## THE PROBLEM
Copy, in full, each line of the material that holds the word "name".
━━━━━━━━
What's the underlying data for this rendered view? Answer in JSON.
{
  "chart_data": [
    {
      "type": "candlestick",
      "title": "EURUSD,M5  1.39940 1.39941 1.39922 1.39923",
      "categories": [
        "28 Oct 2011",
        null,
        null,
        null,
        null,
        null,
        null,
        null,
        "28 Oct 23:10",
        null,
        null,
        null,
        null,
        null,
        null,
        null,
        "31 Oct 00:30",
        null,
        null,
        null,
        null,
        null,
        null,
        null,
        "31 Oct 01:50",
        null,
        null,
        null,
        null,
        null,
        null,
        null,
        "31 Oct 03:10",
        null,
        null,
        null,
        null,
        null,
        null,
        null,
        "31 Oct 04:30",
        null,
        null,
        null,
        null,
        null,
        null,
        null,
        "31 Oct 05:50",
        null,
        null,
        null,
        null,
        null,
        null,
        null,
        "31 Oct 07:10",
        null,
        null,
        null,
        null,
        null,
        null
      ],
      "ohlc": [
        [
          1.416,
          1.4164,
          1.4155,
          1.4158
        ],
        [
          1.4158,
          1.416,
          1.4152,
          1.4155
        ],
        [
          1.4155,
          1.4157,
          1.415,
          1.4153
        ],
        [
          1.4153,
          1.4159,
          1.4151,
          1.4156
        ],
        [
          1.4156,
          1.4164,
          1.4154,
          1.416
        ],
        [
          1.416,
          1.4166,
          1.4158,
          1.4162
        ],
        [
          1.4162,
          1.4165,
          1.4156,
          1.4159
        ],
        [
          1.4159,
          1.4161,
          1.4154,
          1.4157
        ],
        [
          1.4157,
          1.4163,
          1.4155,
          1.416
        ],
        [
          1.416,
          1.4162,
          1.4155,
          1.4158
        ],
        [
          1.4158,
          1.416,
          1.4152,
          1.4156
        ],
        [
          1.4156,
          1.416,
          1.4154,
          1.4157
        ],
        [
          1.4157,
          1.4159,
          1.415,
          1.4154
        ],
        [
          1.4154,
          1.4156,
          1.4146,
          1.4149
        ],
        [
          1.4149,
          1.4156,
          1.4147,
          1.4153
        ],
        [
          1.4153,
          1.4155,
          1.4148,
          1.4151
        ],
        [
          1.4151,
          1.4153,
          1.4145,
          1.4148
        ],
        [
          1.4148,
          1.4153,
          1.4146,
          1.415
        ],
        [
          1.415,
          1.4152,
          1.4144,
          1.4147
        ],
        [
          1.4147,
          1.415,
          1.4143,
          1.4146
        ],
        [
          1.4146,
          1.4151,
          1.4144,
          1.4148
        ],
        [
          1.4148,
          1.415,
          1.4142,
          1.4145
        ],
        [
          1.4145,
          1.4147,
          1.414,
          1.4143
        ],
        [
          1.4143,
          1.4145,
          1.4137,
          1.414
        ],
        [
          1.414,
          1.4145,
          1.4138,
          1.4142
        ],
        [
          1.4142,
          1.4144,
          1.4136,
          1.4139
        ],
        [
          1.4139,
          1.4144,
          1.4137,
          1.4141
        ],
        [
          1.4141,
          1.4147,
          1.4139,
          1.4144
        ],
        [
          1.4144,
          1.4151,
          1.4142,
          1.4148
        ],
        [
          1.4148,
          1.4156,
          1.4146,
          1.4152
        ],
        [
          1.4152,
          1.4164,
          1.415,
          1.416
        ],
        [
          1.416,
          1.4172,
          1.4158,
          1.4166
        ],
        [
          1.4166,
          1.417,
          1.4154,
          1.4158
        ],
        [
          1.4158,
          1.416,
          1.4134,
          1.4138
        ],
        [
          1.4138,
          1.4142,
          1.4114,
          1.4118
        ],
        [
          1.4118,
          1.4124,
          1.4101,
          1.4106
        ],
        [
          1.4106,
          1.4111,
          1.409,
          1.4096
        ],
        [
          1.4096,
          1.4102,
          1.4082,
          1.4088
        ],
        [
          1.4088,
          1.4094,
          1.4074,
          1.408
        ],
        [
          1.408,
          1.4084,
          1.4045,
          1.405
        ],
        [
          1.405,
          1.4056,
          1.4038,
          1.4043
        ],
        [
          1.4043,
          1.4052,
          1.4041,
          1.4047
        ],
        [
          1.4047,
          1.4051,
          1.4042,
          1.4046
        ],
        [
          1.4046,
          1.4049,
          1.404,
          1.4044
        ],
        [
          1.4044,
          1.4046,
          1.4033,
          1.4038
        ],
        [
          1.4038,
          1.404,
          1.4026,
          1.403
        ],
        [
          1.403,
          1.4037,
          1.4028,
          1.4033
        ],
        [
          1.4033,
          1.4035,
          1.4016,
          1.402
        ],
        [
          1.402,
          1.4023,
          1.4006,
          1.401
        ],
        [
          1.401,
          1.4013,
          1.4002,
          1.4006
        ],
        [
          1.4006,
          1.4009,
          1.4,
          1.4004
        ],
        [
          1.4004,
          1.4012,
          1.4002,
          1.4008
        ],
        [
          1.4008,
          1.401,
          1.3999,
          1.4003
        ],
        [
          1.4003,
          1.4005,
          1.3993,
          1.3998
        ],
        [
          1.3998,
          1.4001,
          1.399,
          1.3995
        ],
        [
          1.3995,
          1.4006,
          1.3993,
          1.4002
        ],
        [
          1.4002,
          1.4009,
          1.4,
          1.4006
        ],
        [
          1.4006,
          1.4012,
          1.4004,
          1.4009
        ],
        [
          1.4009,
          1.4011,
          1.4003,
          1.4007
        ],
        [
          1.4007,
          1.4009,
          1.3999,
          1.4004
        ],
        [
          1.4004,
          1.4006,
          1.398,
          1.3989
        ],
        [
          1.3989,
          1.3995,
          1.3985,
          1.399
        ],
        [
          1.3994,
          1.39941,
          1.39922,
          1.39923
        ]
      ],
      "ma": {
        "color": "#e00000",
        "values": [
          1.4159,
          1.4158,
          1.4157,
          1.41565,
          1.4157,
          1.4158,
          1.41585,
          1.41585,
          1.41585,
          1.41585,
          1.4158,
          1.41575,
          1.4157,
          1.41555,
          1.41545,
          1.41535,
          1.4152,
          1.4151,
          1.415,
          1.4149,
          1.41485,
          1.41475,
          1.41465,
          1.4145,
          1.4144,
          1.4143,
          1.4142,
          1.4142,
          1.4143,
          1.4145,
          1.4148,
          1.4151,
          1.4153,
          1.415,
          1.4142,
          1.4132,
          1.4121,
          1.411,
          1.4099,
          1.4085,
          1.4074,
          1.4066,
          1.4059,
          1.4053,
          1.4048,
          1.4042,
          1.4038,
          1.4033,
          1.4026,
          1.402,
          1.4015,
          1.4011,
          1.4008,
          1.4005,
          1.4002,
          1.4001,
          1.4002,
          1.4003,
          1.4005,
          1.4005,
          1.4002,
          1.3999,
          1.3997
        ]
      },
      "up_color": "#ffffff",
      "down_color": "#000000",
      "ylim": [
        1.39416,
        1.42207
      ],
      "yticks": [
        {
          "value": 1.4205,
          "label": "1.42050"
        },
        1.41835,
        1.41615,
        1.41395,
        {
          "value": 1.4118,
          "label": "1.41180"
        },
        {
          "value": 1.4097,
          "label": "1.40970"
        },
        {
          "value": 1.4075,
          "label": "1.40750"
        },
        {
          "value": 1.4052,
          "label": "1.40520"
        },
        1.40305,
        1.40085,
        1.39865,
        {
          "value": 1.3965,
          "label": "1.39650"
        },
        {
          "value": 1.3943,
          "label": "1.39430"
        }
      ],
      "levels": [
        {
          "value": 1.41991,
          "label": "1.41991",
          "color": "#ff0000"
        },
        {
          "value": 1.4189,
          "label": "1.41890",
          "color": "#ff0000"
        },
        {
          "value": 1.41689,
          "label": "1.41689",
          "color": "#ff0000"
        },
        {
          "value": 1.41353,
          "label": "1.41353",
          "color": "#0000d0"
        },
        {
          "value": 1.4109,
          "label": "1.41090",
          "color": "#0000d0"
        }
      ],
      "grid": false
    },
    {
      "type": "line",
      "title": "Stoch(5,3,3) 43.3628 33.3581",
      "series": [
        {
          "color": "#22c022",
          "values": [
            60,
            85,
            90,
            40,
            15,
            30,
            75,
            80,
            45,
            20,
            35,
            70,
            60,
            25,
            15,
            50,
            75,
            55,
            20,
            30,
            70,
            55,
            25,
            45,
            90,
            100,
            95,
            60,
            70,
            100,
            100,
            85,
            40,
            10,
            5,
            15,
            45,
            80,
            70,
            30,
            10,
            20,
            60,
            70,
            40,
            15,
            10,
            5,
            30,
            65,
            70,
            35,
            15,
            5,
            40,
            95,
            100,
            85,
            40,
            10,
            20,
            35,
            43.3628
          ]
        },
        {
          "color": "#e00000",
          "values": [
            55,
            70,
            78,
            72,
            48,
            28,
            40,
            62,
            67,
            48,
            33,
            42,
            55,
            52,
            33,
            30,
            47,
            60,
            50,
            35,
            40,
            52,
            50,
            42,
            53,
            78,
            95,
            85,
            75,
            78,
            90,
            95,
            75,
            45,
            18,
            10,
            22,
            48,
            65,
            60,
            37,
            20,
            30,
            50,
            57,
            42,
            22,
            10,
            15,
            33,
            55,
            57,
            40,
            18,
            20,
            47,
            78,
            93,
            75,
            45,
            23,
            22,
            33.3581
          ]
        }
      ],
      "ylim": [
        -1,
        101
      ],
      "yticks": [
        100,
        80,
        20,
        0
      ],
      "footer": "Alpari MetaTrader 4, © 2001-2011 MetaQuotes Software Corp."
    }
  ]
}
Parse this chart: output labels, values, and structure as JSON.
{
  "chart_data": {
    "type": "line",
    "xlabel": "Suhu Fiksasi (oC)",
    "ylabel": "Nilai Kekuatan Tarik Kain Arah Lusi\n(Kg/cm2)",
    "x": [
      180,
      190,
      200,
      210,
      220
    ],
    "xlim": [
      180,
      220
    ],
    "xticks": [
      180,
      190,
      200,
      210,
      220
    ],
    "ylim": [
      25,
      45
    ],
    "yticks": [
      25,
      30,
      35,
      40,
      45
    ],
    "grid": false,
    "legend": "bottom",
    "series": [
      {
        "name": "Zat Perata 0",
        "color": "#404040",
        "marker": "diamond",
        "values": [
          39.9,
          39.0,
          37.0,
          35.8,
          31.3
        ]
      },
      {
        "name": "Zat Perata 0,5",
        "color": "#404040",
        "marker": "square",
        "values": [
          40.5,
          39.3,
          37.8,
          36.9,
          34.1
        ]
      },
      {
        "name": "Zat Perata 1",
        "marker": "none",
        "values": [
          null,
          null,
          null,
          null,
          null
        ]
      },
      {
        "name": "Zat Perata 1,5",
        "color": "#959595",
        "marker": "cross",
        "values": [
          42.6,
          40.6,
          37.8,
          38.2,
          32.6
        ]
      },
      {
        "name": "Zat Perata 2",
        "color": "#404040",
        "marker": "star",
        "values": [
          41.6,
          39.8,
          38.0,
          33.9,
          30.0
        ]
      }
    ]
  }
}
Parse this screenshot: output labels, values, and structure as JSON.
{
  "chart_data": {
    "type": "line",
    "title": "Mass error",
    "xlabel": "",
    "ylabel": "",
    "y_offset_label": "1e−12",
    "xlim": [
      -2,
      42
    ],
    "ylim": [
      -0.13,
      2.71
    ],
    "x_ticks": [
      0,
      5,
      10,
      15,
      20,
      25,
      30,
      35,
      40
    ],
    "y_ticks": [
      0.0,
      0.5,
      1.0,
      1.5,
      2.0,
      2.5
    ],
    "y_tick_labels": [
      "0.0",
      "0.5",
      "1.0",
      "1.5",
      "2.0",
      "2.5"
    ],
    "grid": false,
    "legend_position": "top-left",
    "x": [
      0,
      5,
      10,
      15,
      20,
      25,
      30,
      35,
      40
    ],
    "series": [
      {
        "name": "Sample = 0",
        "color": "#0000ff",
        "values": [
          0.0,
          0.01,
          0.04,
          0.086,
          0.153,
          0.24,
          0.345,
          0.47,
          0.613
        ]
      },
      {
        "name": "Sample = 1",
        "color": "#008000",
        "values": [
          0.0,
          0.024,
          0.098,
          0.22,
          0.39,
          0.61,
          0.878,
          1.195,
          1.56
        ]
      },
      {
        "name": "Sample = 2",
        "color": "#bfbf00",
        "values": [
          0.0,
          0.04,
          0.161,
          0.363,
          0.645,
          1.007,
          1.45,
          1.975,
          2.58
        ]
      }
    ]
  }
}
━━━━━━━━
## TASK ANSWER
        "name": "Zat Perata 0",
        "name": "Zat Perata 0,5",
        "name": "Zat Perata 1",
        "name": "Zat Perata 1,5",
        "name": "Zat Perata 2",
        "name": "Sample = 0",
        "name": "Sample = 1",
        "name": "Sample = 2",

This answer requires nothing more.